PROBLEM:
Records follow. Copy every line with "this".

EXCERPTED RECORDS:
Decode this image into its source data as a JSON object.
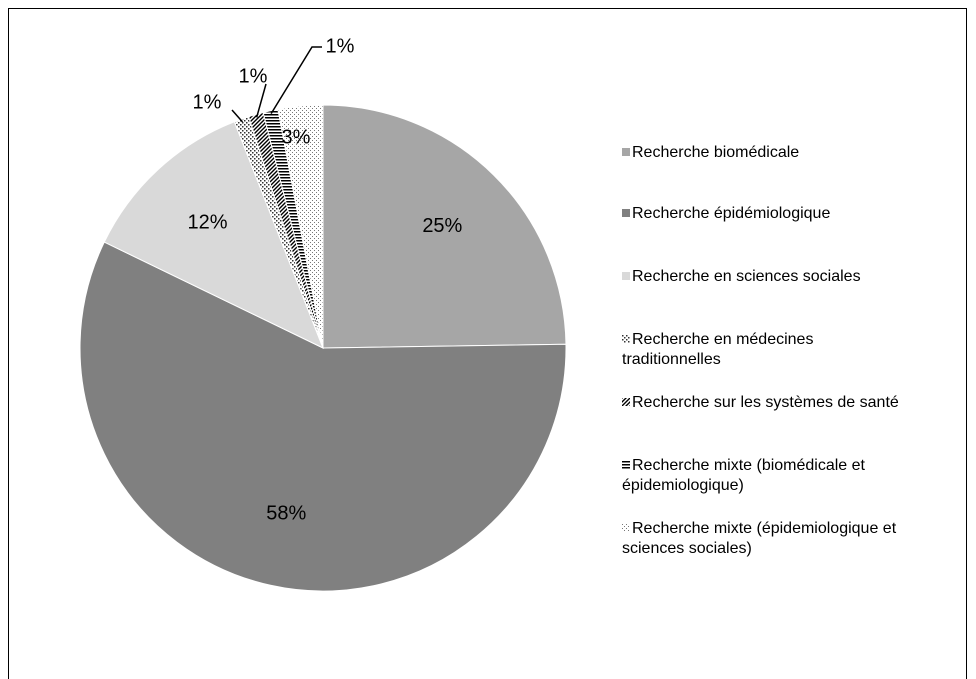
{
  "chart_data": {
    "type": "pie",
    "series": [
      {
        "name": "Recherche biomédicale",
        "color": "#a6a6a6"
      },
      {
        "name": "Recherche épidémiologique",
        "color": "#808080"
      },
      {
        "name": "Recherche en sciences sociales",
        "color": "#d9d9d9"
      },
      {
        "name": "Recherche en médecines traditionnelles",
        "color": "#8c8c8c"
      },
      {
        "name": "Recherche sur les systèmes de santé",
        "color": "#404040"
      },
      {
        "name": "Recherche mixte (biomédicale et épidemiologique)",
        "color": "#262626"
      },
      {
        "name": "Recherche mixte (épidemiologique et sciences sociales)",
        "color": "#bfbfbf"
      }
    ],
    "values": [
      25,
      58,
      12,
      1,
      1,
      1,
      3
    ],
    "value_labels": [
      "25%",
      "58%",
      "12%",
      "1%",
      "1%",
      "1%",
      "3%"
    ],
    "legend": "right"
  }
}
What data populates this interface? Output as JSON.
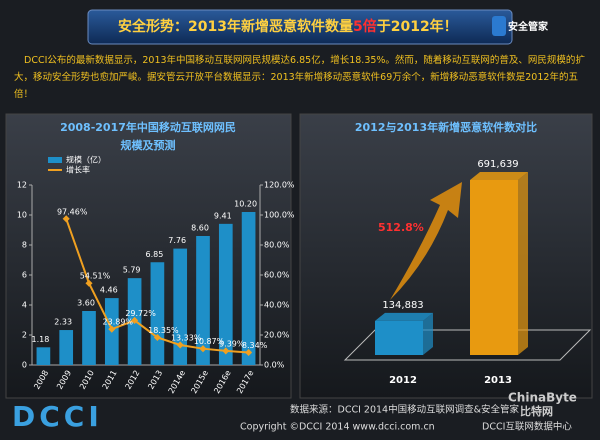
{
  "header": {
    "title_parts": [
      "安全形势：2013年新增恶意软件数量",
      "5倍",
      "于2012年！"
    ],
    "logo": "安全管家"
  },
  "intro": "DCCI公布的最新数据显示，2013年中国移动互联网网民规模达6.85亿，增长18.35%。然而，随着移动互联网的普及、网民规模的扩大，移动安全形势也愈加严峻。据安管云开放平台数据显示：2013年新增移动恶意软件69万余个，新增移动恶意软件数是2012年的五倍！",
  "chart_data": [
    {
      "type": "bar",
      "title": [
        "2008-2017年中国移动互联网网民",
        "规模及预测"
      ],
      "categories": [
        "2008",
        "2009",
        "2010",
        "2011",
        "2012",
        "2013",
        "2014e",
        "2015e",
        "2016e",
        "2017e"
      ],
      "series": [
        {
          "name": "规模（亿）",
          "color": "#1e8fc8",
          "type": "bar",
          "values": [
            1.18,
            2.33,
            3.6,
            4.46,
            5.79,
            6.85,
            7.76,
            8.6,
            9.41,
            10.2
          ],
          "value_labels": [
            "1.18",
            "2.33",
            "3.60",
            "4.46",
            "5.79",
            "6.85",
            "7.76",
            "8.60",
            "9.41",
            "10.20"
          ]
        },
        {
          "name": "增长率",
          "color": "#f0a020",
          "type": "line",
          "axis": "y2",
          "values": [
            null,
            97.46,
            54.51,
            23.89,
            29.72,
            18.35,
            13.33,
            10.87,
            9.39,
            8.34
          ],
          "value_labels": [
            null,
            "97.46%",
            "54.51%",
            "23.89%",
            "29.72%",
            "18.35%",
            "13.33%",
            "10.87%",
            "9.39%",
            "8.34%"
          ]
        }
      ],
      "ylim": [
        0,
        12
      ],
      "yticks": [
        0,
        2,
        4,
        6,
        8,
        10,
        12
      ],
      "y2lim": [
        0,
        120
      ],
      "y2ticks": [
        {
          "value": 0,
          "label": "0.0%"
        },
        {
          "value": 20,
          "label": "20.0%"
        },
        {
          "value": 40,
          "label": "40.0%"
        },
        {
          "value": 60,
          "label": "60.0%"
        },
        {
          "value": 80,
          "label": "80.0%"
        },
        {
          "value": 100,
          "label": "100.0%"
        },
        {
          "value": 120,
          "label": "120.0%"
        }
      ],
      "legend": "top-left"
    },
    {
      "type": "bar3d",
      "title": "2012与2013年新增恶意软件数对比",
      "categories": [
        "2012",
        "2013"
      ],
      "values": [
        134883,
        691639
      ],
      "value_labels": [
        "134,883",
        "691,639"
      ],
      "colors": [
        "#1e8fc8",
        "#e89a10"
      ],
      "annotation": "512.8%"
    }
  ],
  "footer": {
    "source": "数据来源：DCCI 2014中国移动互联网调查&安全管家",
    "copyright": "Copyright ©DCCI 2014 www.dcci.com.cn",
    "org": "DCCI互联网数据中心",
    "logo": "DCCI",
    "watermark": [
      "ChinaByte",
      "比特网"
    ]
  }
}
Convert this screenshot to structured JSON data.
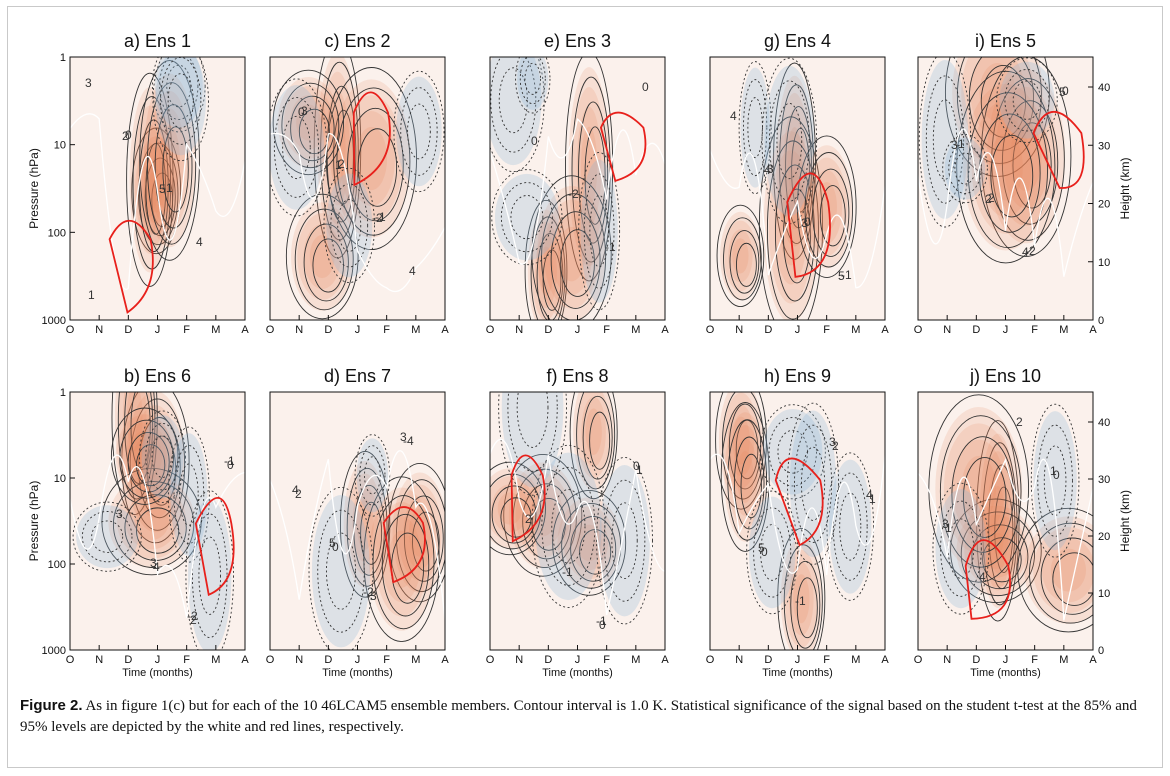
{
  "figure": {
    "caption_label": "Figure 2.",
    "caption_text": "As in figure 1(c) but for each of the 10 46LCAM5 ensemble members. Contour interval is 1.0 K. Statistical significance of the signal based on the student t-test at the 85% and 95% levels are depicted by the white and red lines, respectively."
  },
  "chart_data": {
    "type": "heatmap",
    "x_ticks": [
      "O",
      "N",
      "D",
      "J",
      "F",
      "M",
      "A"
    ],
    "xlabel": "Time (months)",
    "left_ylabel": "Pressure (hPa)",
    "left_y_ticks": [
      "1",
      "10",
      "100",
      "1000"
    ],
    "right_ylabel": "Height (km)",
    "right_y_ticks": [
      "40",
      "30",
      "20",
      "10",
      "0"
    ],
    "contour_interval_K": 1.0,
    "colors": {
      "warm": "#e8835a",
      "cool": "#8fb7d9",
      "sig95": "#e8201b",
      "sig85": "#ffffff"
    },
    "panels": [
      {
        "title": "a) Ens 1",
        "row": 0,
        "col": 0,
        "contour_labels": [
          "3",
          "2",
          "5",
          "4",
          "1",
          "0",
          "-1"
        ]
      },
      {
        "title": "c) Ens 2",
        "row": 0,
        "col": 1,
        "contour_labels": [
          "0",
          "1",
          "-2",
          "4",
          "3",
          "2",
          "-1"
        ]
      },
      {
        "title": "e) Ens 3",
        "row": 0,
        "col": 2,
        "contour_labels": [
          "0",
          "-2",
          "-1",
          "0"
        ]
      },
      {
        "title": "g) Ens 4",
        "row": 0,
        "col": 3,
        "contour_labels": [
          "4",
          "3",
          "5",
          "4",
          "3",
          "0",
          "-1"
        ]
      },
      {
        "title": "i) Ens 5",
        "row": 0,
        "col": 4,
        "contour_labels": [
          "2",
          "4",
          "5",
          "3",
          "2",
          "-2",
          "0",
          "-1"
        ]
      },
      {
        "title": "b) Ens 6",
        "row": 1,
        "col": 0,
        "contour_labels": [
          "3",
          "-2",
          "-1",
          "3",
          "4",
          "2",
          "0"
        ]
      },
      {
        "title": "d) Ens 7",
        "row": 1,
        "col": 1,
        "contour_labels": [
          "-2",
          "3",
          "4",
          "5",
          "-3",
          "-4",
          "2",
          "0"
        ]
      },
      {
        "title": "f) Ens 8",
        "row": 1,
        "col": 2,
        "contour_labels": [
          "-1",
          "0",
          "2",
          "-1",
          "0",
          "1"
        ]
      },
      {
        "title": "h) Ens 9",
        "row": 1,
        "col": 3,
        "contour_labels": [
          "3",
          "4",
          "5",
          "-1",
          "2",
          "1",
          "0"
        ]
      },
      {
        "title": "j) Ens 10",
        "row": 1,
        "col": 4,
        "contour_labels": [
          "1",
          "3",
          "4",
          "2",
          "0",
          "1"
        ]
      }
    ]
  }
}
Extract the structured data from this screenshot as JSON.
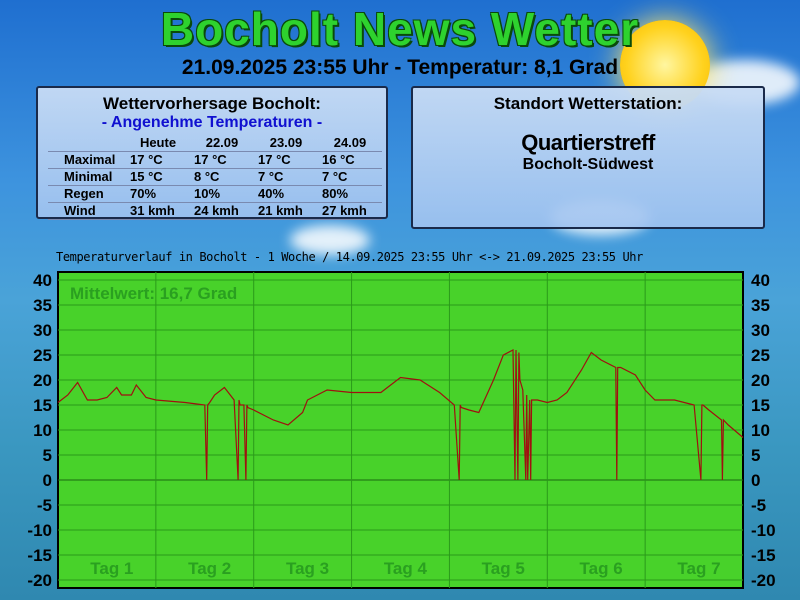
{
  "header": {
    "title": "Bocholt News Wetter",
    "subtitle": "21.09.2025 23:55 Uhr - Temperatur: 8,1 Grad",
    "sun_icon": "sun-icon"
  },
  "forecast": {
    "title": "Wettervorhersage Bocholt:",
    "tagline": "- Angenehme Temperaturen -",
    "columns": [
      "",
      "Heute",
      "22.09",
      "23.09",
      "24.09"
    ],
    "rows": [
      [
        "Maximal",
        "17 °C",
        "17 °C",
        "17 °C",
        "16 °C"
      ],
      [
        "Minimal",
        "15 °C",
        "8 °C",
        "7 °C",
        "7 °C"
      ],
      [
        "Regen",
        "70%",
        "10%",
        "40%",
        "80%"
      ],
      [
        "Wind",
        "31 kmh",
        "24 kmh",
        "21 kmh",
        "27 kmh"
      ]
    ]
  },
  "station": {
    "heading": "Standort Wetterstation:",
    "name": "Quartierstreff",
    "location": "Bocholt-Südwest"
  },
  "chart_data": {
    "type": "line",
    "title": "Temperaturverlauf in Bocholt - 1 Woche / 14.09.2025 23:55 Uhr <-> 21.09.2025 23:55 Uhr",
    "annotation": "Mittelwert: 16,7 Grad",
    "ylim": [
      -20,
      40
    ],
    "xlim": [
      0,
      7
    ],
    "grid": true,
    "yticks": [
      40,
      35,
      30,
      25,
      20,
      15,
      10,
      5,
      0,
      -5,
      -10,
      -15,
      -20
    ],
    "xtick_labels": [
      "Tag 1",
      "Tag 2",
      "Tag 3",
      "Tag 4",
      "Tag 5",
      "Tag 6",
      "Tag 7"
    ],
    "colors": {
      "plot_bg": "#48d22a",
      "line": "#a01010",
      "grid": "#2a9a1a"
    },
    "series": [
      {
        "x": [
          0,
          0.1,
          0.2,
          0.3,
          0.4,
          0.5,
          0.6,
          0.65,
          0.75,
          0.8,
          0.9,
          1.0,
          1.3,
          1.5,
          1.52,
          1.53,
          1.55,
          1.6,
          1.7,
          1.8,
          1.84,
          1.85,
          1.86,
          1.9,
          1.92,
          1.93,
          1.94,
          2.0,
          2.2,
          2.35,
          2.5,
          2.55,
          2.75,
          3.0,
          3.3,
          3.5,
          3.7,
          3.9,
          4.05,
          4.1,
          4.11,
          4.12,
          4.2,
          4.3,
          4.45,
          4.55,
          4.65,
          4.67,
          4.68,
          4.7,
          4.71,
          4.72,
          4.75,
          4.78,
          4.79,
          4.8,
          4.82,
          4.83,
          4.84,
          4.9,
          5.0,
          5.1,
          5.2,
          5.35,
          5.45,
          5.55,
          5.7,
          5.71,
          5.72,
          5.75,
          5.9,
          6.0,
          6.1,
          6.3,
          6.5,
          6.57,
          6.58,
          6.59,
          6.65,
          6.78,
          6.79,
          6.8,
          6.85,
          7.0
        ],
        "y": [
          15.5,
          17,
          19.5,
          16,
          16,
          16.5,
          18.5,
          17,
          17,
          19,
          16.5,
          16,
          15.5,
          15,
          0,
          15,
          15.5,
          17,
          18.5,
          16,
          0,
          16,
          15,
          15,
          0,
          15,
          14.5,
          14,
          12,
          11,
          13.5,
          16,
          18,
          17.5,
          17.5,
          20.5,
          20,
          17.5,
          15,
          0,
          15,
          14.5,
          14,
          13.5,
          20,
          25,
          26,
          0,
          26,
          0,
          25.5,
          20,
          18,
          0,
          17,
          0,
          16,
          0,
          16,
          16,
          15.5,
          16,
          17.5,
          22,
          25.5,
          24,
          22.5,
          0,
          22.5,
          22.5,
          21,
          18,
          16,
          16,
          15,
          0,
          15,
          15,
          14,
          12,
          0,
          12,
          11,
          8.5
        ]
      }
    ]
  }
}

WRITTEN SOLUTION:
Decode this image into its source data as a JSON object.
What data populates this interface? Output as JSON.
Convert this screenshot to structured JSON data.
Extract the structured data from this screenshot as JSON.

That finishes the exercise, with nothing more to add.